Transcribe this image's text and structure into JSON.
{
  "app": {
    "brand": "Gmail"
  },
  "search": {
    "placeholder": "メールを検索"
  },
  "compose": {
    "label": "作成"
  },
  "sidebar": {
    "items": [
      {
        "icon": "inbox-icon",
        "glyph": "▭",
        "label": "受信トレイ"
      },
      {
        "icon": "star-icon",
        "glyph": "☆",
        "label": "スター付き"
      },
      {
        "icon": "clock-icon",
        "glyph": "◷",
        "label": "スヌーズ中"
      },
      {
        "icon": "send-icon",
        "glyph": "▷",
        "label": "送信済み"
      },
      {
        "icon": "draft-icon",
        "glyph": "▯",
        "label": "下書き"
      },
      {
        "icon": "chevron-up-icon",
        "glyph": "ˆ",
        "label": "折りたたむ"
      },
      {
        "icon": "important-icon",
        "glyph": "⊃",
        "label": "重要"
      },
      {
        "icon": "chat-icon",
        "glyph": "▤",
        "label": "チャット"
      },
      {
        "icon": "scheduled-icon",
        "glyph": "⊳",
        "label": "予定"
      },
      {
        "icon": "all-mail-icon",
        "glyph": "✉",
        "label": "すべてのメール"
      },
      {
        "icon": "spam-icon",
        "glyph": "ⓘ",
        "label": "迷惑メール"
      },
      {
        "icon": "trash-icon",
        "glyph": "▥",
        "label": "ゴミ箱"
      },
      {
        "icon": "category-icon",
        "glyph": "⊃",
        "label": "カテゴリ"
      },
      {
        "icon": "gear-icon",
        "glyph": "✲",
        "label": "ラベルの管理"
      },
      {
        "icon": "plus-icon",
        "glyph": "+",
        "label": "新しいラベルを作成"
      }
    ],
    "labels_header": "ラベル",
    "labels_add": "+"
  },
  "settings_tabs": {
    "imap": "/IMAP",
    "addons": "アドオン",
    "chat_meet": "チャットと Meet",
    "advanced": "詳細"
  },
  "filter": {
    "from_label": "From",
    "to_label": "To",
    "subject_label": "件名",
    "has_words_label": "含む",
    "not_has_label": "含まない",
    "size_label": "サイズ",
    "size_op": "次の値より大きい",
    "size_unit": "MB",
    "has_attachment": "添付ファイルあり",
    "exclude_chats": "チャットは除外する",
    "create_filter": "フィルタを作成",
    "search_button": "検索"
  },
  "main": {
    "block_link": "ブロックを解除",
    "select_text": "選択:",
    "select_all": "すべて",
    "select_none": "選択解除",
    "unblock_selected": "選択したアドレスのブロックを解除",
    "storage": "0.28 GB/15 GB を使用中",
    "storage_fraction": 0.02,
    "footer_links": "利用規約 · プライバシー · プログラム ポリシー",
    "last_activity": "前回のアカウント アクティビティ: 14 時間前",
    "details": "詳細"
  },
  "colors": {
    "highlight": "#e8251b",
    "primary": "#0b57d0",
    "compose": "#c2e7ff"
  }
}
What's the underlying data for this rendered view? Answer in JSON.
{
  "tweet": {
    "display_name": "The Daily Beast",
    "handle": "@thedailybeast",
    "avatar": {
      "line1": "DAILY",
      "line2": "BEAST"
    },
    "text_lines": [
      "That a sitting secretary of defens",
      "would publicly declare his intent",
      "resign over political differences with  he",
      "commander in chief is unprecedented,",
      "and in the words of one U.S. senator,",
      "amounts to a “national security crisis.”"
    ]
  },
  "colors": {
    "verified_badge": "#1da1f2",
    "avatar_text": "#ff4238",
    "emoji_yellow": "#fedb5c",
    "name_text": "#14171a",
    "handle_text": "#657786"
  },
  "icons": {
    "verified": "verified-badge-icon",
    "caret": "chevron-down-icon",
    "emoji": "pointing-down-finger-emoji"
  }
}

###

Aim: Reproduce, word for word, only the lines from the one that contains "What's the underlying" through the final line.

Complete output:
What's the underlying data for this rendered view? Answer in JSON.
{
  "tweet": {
    "display_name": "The Daily Beast",
    "handle": "@thedailybeast",
    "avatar": {
      "line1": "DAILY",
      "line2": "BEAST"
    },
    "text_lines": [
      "That a sitting secretary of defens",
      "would publicly declare his intent",
      "resign over political differences with  he",
      "commander in chief is unprecedented,",
      "and in the words of one U.S. senator,",
      "amounts to a “national security crisis.”"
    ]
  },
  "colors": {
    "verified_badge": "#1da1f2",
    "avatar_text": "#ff4238",
    "emoji_yellow": "#fedb5c",
    "name_text": "#14171a",
    "handle_text": "#657786"
  },
  "icons": {
    "verified": "verified-badge-icon",
    "caret": "chevron-down-icon",
    "emoji": "pointing-down-finger-emoji"
  }
}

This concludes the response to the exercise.